*Recorded data*.
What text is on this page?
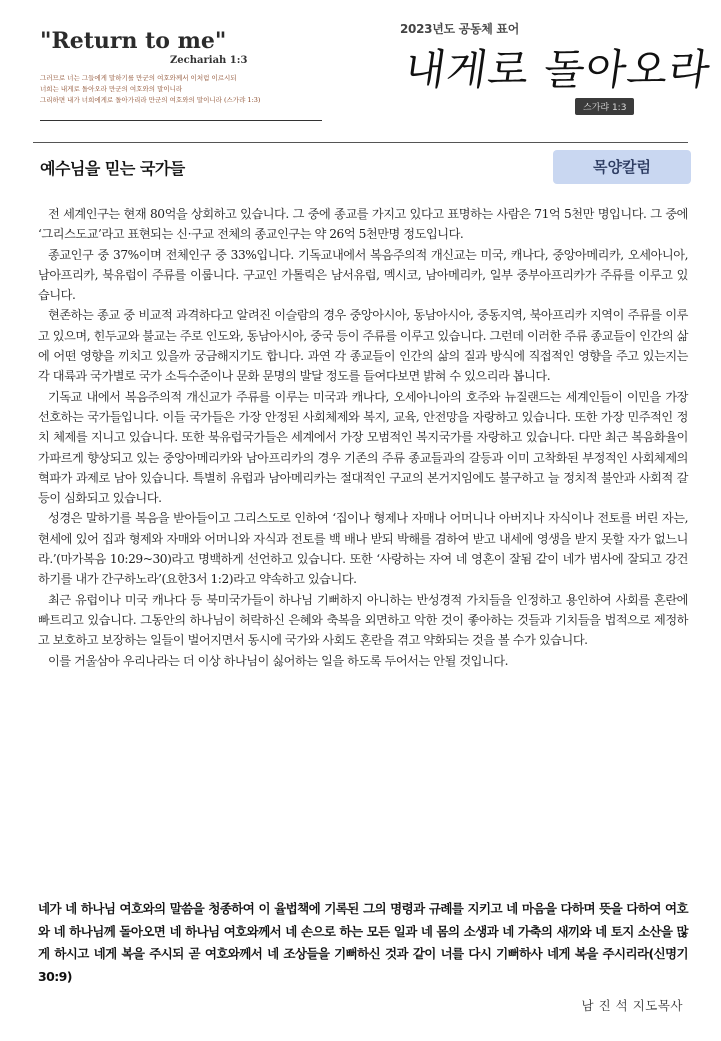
"Return to me"
Zechariah 1:3
그러므로 너는 그들에게 말하기를 만군의 여호와께서 이처럼 이르시되
너희는 내게로 돌아오라 만군의 여호와의 말이니라
그리하면 내가 너희에게로 돌아가리라 만군의 여호와의 말이니라 (스가랴 1:3)
2023년도 공동체 표어
내게로 돌아오라
스가랴 1:3
예수님을 믿는 국가들	목양칼럼

전 세계인구는 현재 80억을 상회하고 있습니다. 그 중에 종교를 가지고 있다고 표명하는 사람은 71억 5천만 명입니다. 그 중에 ‘그리스도교’라고 표현되는 신·구교 전체의 종교인구는 약 26억 5천만명 정도입니다.

종교인구 중 37%이며 전체인구 중 33%입니다. 기독교내에서 복음주의적 개신교는 미국, 캐나다, 중앙아메리카, 오세아니아, 남아프리카, 북유럽이 주류를 이룹니다. 구교인 가톨릭은 남서유럽, 멕시코, 남아메리카, 일부 중부아프리카가 주류를 이루고 있습니다.

현존하는 종교 중 비교적 과격하다고 알려진 이슬람의 경우 중앙아시아, 동남아시아, 중동지역, 북아프리카 지역이 주류를 이루고 있으며, 힌두교와 불교는 주로 인도와, 동남아시아, 중국 등이 주류를 이루고 있습니다. 그런데 이러한 주류 종교들이 인간의 삶에 어떤 영향을 끼치고 있을까 궁금해지기도 합니다. 과연 각 종교들이 인간의 삶의 질과 방식에 직접적인 영향을 주고 있는지는 각 대륙과 국가별로 국가 소득수준이나 문화 문명의 발달 정도를 들여다보면 밝혀 수 있으리라 봅니다.

기독교 내에서 복음주의적 개신교가 주류를 이루는 미국과 캐나다, 오세아니아의 호주와 뉴질랜드는 세계인들이 이민을 가장 선호하는 국가들입니다. 이들 국가들은 가장 안정된 사회체제와 복지, 교육, 안전망을 자랑하고 있습니다. 또한 가장 민주적인 정치 체제를 지니고 있습니다. 또한 북유럽국가들은 세계에서 가장 모범적인 복지국가를 자랑하고 있습니다. 다만 최근 복음화율이 가파르게 향상되고 있는 중앙아메리카와 남아프리카의 경우 기존의 주류 종교들과의 갈등과 이미 고착화된 부정적인 사회체제의 혁파가 과제로 남아 있습니다. 특별히 유럽과 남아메리카는 절대적인 구교의 본거지임에도 불구하고 늘 정치적 불안과 사회적 갈등이 심화되고 있습니다.

성경은 말하기를 복음을 받아들이고 그리스도로 인하여 ‘집이나 형제나 자매나 어머니나 아버지나 자식이나 전토를 버린 자는, 현세에 있어 집과 형제와 자매와 어머니와 자식과 전토를 백 배나 받되 박해를 겸하여 받고 내세에 영생을 받지 못할 자가 없느니라.’(마가복음 10:29~30)라고 명백하게 선언하고 있습니다. 또한 ‘사랑하는 자여 네 영혼이 잘됨 같이 네가 범사에 잘되고 강건하기를 내가 간구하노라’(요한3서 1:2)라고 약속하고 있습니다.

최근 유럽이나 미국 캐나다 등 북미국가들이 하나님 기뻐하지 아니하는 반성경적 가치들을 인정하고 용인하여 사회를 혼란에 빠트리고 있습니다. 그동안의 하나님이 허락하신 은혜와 축복을 외면하고 악한 것이 좋아하는 것들과 기치들을 법적으로 제정하고 보호하고 보장하는 일들이 벌어지면서 동시에 국가와 사회도 혼란을 겪고 약화되는 것을 볼 수가 있습니다.

이를 거울삼아 우리나라는 더 이상 하나님이 싫어하는 일을 하도록 두어서는 안될 것입니다.

네가 네 하나님 여호와의 말씀을 청종하여 이 율법책에 기록된 그의 명령과 규례를 지키고 네 마음을 다하며 뜻을 다하여 여호와 네 하나님께 돌아오면 네 하나님 여호와께서 네 손으로 하는 모든 일과 네 몸의 소생과 네 가축의 새끼와 네 토지 소산을 많게 하시고 네게 복을 주시되 곧 여호와께서 네 조상들을 기뻐하신 것과 같이 너를 다시 기뻐하사 네게 복을 주시리라(신명기 30:9)
남 진 석 지도목사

*What the exercise asks*. Find each line in the records holding the string "말하기를" and show it.

*Solution to this problem*.
그러므로 너는 그들에게 말하기를 만군의 여호와께서 이처럼 이르시되
성경은 말하기를 복음을 받아들이고 그리스도로 인하여 ‘집이나 형제나 자매나 어머니나 아버지나 자식이나 전토를 버린 자는, 현세에 있어 집과 형제와 자매와 어머니와 자식과 전토를 백 배나 받되 박해를 겸하여 받고 내세에 영생을 받지 못할 자가 없느니라.’(마가복음 10:29~30)라고 명백하게 선언하고 있습니다. 또한 ‘사랑하는 자여 네 영혼이 잘됨 같이 네가 범사에 잘되고 강건하기를 내가 간구하노라’(요한3서 1:2)라고 약속하고 있습니다.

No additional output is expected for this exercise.